* _Short exercise_
Collect every line in the records below that contains the word "disabilities".

Saved entries
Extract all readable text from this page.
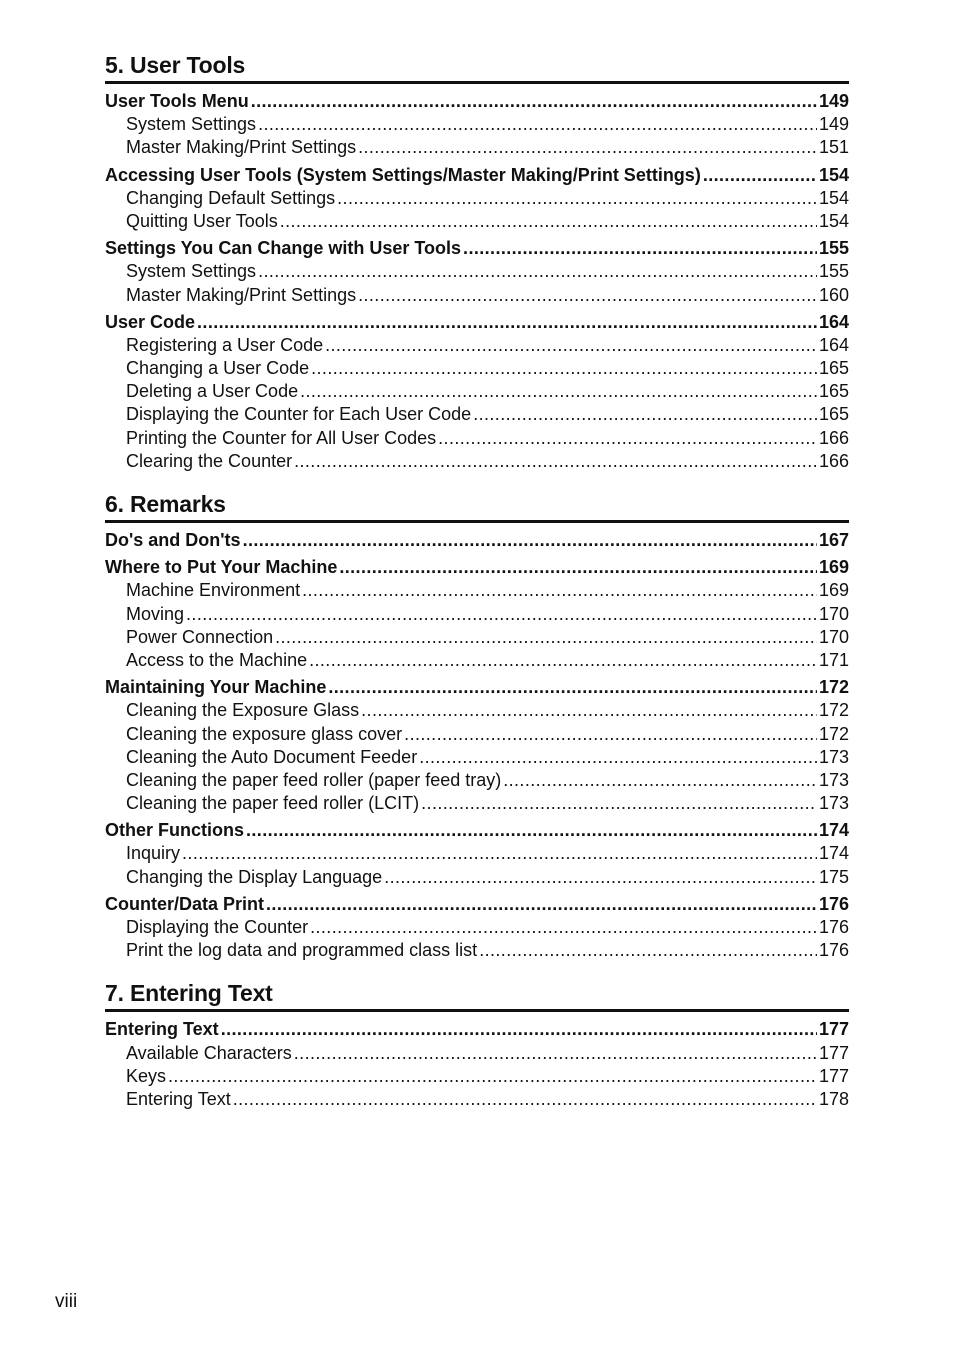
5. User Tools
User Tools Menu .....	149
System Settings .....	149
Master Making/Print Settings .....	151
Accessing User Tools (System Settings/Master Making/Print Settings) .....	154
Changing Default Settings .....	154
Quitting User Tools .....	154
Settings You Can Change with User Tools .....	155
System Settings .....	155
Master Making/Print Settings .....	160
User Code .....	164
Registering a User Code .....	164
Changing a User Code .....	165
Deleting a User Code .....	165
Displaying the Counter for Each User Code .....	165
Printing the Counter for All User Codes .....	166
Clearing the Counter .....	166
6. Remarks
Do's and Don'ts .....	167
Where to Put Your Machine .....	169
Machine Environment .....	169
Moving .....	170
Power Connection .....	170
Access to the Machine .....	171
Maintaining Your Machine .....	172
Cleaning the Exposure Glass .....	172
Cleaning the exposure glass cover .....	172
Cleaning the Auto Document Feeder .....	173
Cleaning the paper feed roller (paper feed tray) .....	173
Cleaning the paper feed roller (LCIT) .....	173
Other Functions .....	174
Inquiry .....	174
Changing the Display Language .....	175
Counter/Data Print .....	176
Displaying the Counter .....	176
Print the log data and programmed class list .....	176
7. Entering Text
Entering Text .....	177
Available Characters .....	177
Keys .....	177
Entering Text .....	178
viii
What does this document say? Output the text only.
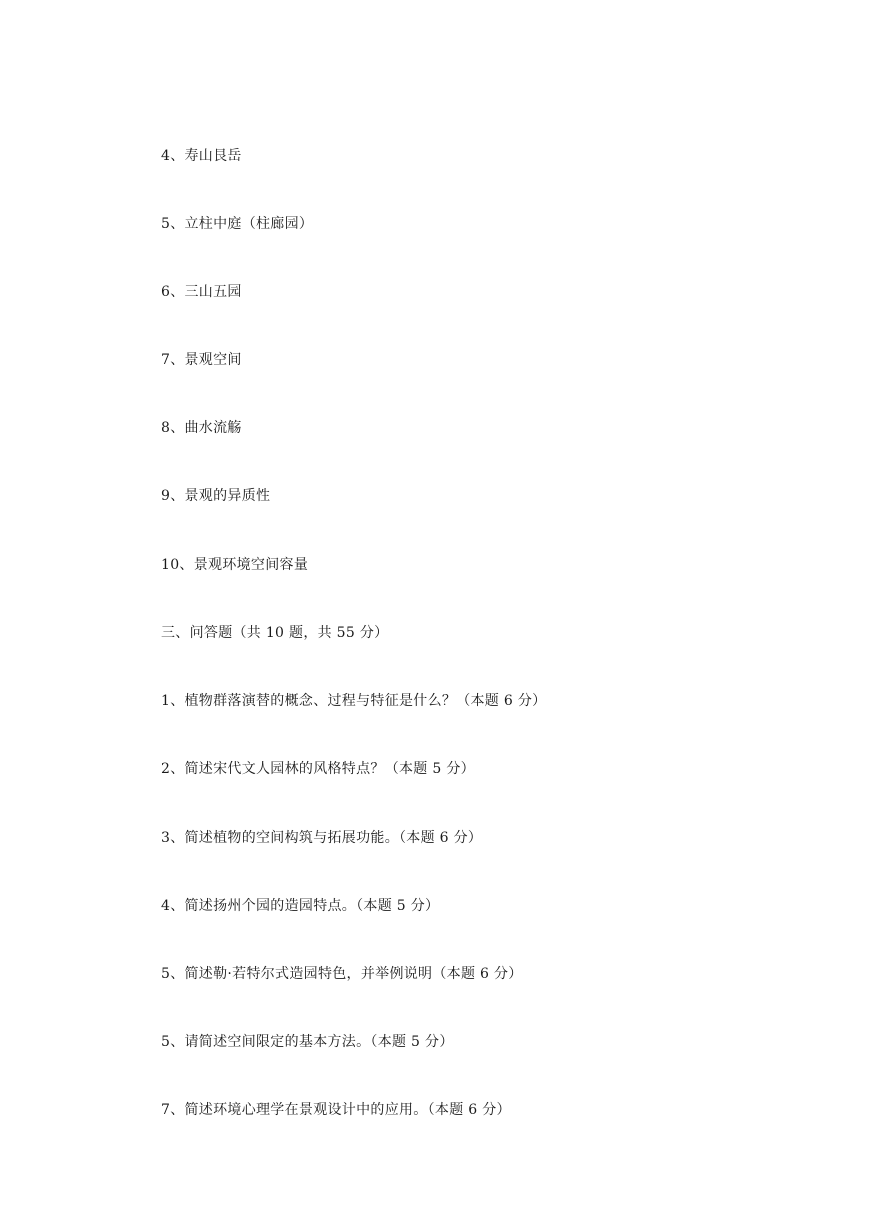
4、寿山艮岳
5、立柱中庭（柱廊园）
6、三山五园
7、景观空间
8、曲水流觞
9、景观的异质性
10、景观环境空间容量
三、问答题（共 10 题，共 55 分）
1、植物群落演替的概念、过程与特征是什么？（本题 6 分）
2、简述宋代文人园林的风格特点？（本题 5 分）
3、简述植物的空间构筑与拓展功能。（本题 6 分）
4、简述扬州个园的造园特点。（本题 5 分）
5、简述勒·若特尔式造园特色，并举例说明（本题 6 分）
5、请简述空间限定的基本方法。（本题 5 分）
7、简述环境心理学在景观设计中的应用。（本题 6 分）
* * *
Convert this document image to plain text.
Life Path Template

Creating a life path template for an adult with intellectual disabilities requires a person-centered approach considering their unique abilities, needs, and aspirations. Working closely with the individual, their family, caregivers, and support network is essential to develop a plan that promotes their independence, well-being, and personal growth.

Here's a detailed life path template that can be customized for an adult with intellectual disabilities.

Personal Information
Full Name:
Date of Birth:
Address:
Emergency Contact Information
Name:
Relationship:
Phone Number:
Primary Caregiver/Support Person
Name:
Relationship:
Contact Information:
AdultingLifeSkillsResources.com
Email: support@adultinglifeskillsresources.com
* * *
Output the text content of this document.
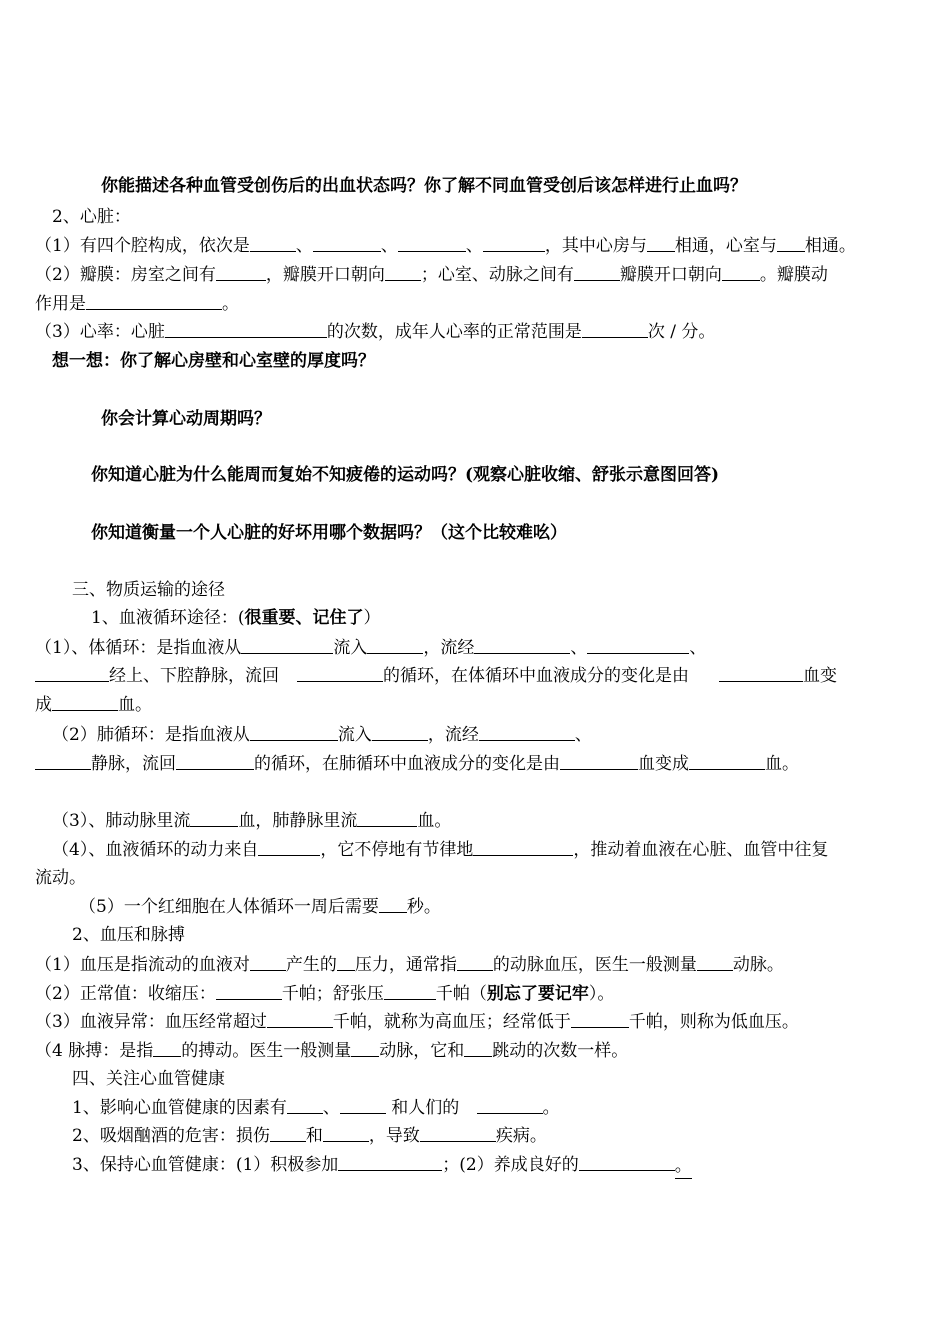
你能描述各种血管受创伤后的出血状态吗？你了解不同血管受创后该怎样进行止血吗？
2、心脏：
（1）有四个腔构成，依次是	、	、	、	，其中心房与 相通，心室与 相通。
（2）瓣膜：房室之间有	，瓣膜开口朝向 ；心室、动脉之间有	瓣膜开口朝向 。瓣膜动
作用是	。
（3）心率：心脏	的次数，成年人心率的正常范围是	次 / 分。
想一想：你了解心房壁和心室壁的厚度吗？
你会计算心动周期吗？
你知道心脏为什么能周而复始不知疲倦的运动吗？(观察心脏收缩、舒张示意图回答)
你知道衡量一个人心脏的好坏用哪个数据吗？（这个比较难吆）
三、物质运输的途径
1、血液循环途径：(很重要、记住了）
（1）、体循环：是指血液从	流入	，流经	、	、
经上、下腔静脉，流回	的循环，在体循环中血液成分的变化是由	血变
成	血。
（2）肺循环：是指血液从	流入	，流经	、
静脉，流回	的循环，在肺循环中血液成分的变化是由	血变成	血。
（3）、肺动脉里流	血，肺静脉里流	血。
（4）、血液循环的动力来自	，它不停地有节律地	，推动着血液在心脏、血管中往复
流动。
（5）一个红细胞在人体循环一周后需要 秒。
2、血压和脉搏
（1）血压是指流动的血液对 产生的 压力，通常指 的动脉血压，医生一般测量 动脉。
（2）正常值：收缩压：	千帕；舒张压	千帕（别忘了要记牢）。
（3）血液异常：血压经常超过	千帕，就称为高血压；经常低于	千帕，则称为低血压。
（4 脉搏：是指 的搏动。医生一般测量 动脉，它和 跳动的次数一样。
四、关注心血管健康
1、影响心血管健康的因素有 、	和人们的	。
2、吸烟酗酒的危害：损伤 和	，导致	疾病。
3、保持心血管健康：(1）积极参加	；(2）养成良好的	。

* _Response to the exercise_
Creating a life path template for an adult with intellectual disabilities requires a person-centered approach considering their unique abilities, needs, and aspirations. Working closely with the individual, their family, caregivers, and support network is essential to develop a plan that promotes their independence, well-being, and personal growth.
Here's a detailed life path template that can be customized for an adult with intellectual disabilities.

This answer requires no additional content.